> The task
Quote every line of the material beneath this one.

── Excerpted records ──

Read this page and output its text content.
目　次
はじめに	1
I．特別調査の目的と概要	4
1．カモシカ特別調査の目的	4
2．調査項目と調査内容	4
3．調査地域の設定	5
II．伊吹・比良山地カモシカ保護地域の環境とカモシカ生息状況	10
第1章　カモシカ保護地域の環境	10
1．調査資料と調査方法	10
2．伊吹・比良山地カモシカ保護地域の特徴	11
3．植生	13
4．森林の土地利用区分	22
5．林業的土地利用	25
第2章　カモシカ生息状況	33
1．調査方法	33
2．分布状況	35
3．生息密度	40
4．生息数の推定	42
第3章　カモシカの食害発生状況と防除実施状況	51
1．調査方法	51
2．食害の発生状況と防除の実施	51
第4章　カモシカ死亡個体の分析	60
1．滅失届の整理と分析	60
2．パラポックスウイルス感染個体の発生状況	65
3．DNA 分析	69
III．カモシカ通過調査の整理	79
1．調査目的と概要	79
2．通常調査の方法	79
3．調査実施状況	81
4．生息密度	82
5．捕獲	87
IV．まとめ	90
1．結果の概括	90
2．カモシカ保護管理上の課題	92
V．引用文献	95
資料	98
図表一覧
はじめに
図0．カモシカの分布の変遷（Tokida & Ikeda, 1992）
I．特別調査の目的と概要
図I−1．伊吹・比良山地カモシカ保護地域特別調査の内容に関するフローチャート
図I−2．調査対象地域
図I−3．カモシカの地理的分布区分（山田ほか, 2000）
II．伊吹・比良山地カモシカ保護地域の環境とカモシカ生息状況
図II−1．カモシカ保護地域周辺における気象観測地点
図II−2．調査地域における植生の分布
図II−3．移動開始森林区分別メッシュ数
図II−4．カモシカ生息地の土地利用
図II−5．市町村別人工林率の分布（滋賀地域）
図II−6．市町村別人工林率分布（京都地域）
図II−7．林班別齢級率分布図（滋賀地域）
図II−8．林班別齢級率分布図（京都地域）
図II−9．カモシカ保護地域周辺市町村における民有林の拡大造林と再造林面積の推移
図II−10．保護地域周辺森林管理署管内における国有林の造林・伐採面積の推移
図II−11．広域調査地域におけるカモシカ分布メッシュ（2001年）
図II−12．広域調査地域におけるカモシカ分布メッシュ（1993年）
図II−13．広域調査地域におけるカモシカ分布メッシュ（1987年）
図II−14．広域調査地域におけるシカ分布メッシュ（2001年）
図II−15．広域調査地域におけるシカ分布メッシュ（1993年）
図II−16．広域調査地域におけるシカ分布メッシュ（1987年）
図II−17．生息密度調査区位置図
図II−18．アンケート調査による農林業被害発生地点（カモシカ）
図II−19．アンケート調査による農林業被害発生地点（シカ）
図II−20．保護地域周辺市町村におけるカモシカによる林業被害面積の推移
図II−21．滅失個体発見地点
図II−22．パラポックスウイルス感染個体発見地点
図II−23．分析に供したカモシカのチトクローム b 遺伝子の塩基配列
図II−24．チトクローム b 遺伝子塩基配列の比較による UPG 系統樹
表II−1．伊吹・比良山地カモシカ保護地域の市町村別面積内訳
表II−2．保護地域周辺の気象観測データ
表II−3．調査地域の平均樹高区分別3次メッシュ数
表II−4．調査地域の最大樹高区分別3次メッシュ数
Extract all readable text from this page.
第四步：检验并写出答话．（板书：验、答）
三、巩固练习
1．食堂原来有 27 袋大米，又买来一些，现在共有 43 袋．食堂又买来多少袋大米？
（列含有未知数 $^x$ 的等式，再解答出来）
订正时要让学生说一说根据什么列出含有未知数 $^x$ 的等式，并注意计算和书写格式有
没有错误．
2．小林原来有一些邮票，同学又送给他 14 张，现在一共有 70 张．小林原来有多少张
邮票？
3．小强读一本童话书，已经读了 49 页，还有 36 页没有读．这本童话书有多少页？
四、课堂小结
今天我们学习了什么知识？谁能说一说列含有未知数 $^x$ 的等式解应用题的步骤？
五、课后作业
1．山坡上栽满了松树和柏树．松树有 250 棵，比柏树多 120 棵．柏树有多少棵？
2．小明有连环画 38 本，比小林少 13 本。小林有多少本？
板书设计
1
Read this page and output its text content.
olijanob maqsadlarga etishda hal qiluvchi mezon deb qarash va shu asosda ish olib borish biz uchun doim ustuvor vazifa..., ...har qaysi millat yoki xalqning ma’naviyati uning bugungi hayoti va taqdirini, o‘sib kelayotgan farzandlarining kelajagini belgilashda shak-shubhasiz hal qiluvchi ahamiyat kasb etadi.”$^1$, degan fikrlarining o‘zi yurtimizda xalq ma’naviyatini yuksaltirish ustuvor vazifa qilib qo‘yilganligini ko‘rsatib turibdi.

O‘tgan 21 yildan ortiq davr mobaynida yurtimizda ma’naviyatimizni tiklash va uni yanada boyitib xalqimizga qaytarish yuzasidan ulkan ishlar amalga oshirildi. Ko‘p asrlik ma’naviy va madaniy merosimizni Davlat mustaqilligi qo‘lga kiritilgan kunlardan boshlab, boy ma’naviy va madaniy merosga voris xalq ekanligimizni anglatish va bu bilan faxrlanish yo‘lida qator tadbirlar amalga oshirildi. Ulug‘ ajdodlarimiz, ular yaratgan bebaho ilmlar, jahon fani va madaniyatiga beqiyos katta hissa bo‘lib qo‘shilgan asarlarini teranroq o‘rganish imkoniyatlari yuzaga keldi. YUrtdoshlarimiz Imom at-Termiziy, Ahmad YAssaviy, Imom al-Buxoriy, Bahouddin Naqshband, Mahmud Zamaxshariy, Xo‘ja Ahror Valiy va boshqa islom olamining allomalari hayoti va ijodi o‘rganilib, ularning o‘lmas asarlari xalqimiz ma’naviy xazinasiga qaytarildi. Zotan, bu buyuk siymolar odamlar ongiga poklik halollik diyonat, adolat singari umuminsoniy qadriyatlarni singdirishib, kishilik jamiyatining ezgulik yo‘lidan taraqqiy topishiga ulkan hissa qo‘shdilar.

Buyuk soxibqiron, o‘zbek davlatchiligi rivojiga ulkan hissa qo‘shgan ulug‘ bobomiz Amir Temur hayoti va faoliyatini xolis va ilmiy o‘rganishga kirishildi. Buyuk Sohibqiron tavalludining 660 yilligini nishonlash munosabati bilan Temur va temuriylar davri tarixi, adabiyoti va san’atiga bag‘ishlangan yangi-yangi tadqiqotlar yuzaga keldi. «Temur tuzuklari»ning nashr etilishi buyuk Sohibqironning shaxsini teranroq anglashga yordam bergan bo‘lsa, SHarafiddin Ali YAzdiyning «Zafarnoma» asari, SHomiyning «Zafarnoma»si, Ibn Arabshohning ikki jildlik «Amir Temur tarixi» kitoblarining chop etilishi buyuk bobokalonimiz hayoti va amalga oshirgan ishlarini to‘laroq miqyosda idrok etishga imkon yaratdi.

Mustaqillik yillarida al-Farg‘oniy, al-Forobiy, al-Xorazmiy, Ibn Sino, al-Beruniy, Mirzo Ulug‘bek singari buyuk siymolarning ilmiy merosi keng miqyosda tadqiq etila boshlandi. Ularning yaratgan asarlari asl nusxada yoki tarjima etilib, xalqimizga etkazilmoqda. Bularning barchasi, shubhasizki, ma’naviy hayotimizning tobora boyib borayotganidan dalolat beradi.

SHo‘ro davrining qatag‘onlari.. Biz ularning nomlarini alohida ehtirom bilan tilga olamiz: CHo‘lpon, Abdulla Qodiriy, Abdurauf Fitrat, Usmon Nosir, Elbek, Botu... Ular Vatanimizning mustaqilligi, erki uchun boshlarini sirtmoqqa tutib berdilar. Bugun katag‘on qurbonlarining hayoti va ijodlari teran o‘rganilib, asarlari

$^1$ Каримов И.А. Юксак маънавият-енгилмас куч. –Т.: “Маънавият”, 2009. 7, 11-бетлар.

───

> Final answer
Read this page and output its text content.
目　次
はじめに	1
I．特別調査の目的と概要	4
1．カモシカ特別調査の目的	4
2．調査項目と調査内容	4
3．調査地域の設定	5
II．伊吹・比良山地カモシカ保護地域の環境とカモシカ生息状況	10
第1章　カモシカ保護地域の環境	10
1．調査資料と調査方法	10
2．伊吹・比良山地カモシカ保護地域の特徴	11
3．植生	13
4．森林の土地利用区分	22
5．林業的土地利用	25
第2章　カモシカ生息状況	33
1．調査方法	33
2．分布状況	35
3．生息密度	40
4．生息数の推定	42
第3章　カモシカの食害発生状況と防除実施状況	51
1．調査方法	51
2．食害の発生状況と防除の実施	51
第4章　カモシカ死亡個体の分析	60
1．滅失届の整理と分析	60
2．パラポックスウイルス感染個体の発生状況	65
3．DNA 分析	69
III．カモシカ通過調査の整理	79
1．調査目的と概要	79
2．通常調査の方法	79
3．調査実施状況	81
4．生息密度	82
5．捕獲	87
IV．まとめ	90
1．結果の概括	90
2．カモシカ保護管理上の課題	92
V．引用文献	95
資料	98
図表一覧
はじめに
図0．カモシカの分布の変遷（Tokida & Ikeda, 1992）
I．特別調査の目的と概要
図I−1．伊吹・比良山地カモシカ保護地域特別調査の内容に関するフローチャート
図I−2．調査対象地域
図I−3．カモシカの地理的分布区分（山田ほか, 2000）
II．伊吹・比良山地カモシカ保護地域の環境とカモシカ生息状況
図II−1．カモシカ保護地域周辺における気象観測地点
図II−2．調査地域における植生の分布
図II−3．移動開始森林区分別メッシュ数
図II−4．カモシカ生息地の土地利用
図II−5．市町村別人工林率の分布（滋賀地域）
図II−6．市町村別人工林率分布（京都地域）
図II−7．林班別齢級率分布図（滋賀地域）
図II−8．林班別齢級率分布図（京都地域）
図II−9．カモシカ保護地域周辺市町村における民有林の拡大造林と再造林面積の推移
図II−10．保護地域周辺森林管理署管内における国有林の造林・伐採面積の推移
図II−11．広域調査地域におけるカモシカ分布メッシュ（2001年）
図II−12．広域調査地域におけるカモシカ分布メッシュ（1993年）
図II−13．広域調査地域におけるカモシカ分布メッシュ（1987年）
図II−14．広域調査地域におけるシカ分布メッシュ（2001年）
図II−15．広域調査地域におけるシカ分布メッシュ（1993年）
図II−16．広域調査地域におけるシカ分布メッシュ（1987年）
図II−17．生息密度調査区位置図
図II−18．アンケート調査による農林業被害発生地点（カモシカ）
図II−19．アンケート調査による農林業被害発生地点（シカ）
図II−20．保護地域周辺市町村におけるカモシカによる林業被害面積の推移
図II−21．滅失個体発見地点
図II−22．パラポックスウイルス感染個体発見地点
図II−23．分析に供したカモシカのチトクローム b 遺伝子の塩基配列
図II−24．チトクローム b 遺伝子塩基配列の比較による UPG 系統樹
表II−1．伊吹・比良山地カモシカ保護地域の市町村別面積内訳
表II−2．保護地域周辺の気象観測データ
表II−3．調査地域の平均樹高区分別3次メッシュ数
表II−4．調査地域の最大樹高区分別3次メッシュ数
Extract all readable text from this page.
第四步：检验并写出答话．（板书：验、答）
三、巩固练习
1．食堂原来有 27 袋大米，又买来一些，现在共有 43 袋．食堂又买来多少袋大米？
（列含有未知数 $^x$ 的等式，再解答出来）
订正时要让学生说一说根据什么列出含有未知数 $^x$ 的等式，并注意计算和书写格式有
没有错误．
2．小林原来有一些邮票，同学又送给他 14 张，现在一共有 70 张．小林原来有多少张
邮票？
3．小强读一本童话书，已经读了 49 页，还有 36 页没有读．这本童话书有多少页？
四、课堂小结
今天我们学习了什么知识？谁能说一说列含有未知数 $^x$ 的等式解应用题的步骤？
五、课后作业
1．山坡上栽满了松树和柏树．松树有 250 棵，比柏树多 120 棵．柏树有多少棵？
2．小明有连环画 38 本，比小林少 13 本。小林有多少本？
板书设计
1
Read this page and output its text content.
olijanob maqsadlarga etishda hal qiluvchi mezon deb qarash va shu asosda ish olib borish biz uchun doim ustuvor vazifa..., ...har qaysi millat yoki xalqning ma’naviyati uning bugungi hayoti va taqdirini, o‘sib kelayotgan farzandlarining kelajagini belgilashda shak-shubhasiz hal qiluvchi ahamiyat kasb etadi.”$^1$, degan fikrlarining o‘zi yurtimizda xalq ma’naviyatini yuksaltirish ustuvor vazifa qilib qo‘yilganligini ko‘rsatib turibdi.

O‘tgan 21 yildan ortiq davr mobaynida yurtimizda ma’naviyatimizni tiklash va uni yanada boyitib xalqimizga qaytarish yuzasidan ulkan ishlar amalga oshirildi. Ko‘p asrlik ma’naviy va madaniy merosimizni Davlat mustaqilligi qo‘lga kiritilgan kunlardan boshlab, boy ma’naviy va madaniy merosga voris xalq ekanligimizni anglatish va bu bilan faxrlanish yo‘lida qator tadbirlar amalga oshirildi. Ulug‘ ajdodlarimiz, ular yaratgan bebaho ilmlar, jahon fani va madaniyatiga beqiyos katta hissa bo‘lib qo‘shilgan asarlarini teranroq o‘rganish imkoniyatlari yuzaga keldi. YUrtdoshlarimiz Imom at-Termiziy, Ahmad YAssaviy, Imom al-Buxoriy, Bahouddin Naqshband, Mahmud Zamaxshariy, Xo‘ja Ahror Valiy va boshqa islom olamining allomalari hayoti va ijodi o‘rganilib, ularning o‘lmas asarlari xalqimiz ma’naviy xazinasiga qaytarildi. Zotan, bu buyuk siymolar odamlar ongiga poklik halollik diyonat, adolat singari umuminsoniy qadriyatlarni singdirishib, kishilik jamiyatining ezgulik yo‘lidan taraqqiy topishiga ulkan hissa qo‘shdilar.

Buyuk soxibqiron, o‘zbek davlatchiligi rivojiga ulkan hissa qo‘shgan ulug‘ bobomiz Amir Temur hayoti va faoliyatini xolis va ilmiy o‘rganishga kirishildi. Buyuk Sohibqiron tavalludining 660 yilligini nishonlash munosabati bilan Temur va temuriylar davri tarixi, adabiyoti va san’atiga bag‘ishlangan yangi-yangi tadqiqotlar yuzaga keldi. «Temur tuzuklari»ning nashr etilishi buyuk Sohibqironning shaxsini teranroq anglashga yordam bergan bo‘lsa, SHarafiddin Ali YAzdiyning «Zafarnoma» asari, SHomiyning «Zafarnoma»si, Ibn Arabshohning ikki jildlik «Amir Temur tarixi» kitoblarining chop etilishi buyuk bobokalonimiz hayoti va amalga oshirgan ishlarini to‘laroq miqyosda idrok etishga imkon yaratdi.

Mustaqillik yillarida al-Farg‘oniy, al-Forobiy, al-Xorazmiy, Ibn Sino, al-Beruniy, Mirzo Ulug‘bek singari buyuk siymolarning ilmiy merosi keng miqyosda tadqiq etila boshlandi. Ularning yaratgan asarlari asl nusxada yoki tarjima etilib, xalqimizga etkazilmoqda. Bularning barchasi, shubhasizki, ma’naviy hayotimizning tobora boyib borayotganidan dalolat beradi.

SHo‘ro davrining qatag‘onlari.. Biz ularning nomlarini alohida ehtirom bilan tilga olamiz: CHo‘lpon, Abdulla Qodiriy, Abdurauf Fitrat, Usmon Nosir, Elbek, Botu... Ular Vatanimizning mustaqilligi, erki uchun boshlarini sirtmoqqa tutib berdilar. Bugun katag‘on qurbonlarining hayoti va ijodlari teran o‘rganilib, asarlari

$^1$ Каримов И.А. Юксак маънавият-енгилмас куч. –Т.: “Маънавият”, 2009. 7, 11-бетлар.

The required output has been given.